文書本文:
┌────────

酸変性ポリオレフィン樹脂の水性分散体Em2の製造
まず、酸変性ポリオレフィン樹脂「PO1」を調製した。温度計、撹拌機、液注器及びジムロートを備えた1リットルのセパラブルフラスコに、ポリエチレン(日本ポリエチレン株式会社、「カーネルKS260」)100g、クロロベンゼン400g、及びベンゾフェノン0.5gを仕込み、系内を窒素で置換した。撹拌機を100rpmで回転させた状態で、フラスコを110℃のオイルバスに投入し、溶媒を還流させた。樹脂が溶解した後、無水マレイン酸3gを溶解させたクロロベンゼン100gを、1時間かけて滴下した。さらに110℃で2時間保持した後、室温まで冷却した。この溶液を1リットルのアセトンに流し込み、再沈殿を行った。析出した樹脂に対し60℃で8時間の真空乾燥を行って、PO1を得た(MFR:8g/分)であった。
そして、TX8030に代えてPO1を用いた以外は、Em1の製造と同様の操作を行って、酸変性ポリオレフィン樹脂水分散体Em2を得た。
酸変性ポリオレフィン樹脂水性分散体Em1及びEm2の組成、並びに含有される酸変性ポリオレフィン樹脂のモノマー組成及び物性を、表2にまとめて記す。
(実施例10)

└────────

対象データ:

┌────────

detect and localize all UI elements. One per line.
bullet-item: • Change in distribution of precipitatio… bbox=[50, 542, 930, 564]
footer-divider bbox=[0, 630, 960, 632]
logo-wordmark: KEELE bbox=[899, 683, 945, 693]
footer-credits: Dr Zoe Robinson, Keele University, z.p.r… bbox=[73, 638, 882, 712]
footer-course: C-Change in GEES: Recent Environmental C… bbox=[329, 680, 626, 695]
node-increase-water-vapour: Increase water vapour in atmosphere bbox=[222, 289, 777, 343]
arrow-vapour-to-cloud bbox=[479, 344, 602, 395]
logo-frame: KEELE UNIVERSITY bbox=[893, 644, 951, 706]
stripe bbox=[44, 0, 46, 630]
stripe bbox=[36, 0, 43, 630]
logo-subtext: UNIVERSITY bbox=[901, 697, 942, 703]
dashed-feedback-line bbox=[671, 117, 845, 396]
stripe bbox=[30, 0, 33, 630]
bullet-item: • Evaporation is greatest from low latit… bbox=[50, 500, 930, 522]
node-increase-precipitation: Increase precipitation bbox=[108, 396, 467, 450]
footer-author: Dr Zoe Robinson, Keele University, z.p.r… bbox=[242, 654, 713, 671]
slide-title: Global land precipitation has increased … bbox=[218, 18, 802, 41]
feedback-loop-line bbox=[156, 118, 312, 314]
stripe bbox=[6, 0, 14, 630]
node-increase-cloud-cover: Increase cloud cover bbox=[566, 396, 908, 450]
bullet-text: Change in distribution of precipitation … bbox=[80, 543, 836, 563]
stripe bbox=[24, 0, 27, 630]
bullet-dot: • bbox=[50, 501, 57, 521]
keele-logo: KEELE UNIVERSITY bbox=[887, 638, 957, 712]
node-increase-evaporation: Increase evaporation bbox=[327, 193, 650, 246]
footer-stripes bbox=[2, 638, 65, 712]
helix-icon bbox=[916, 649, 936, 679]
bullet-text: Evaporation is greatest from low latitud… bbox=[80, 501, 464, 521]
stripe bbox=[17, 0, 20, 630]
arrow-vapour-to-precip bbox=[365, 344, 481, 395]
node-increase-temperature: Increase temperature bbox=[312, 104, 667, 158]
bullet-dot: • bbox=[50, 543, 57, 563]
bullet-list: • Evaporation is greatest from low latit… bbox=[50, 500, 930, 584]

└────────

課題概要 1: 酸変性ポリオレフィン樹脂の水性分散体Em2の製造を述べた文書本文では、析出した樹脂の真空乾燥をどの温度で何時間行っていますか。
課題概要 2: 酸変性ポリオレフィン樹脂の水性分散体の製造を述べた文書本文について、最後に示された行の後から続きを書いてください。

演習結果 1: 60℃で8時間です。

演習結果 2:
Em1に対して、安定化剤としてのα−トコフェロールを、固形分質量比で(Em1)/(α−トコフェロール)=100/1の比率となるように配合し、最終的に固形分濃度が5%となるように希釈して、包装材料用接着剤を得た。この包装材料用接着剤を、コロナ処理されたポリエステルフィルム(ユニチカ社製、商品名「S−38」)の上に、樹脂固形で0.3g/mとなるよう塗布し、乾燥して接着層を形成した。次いで、押出機を備えたラミネート装置を用いて、接着層の表面にシーラント樹脂としてLDPE(住友化学社製、「L211」)を320℃で溶融押出して、25μmのLDPE層からなるシーラント層を形成し、実施例10の包装材料を得た。包装材料用接着剤の組成を表2に、包装材料の評価結果を表3に示す。
(実施例11、12)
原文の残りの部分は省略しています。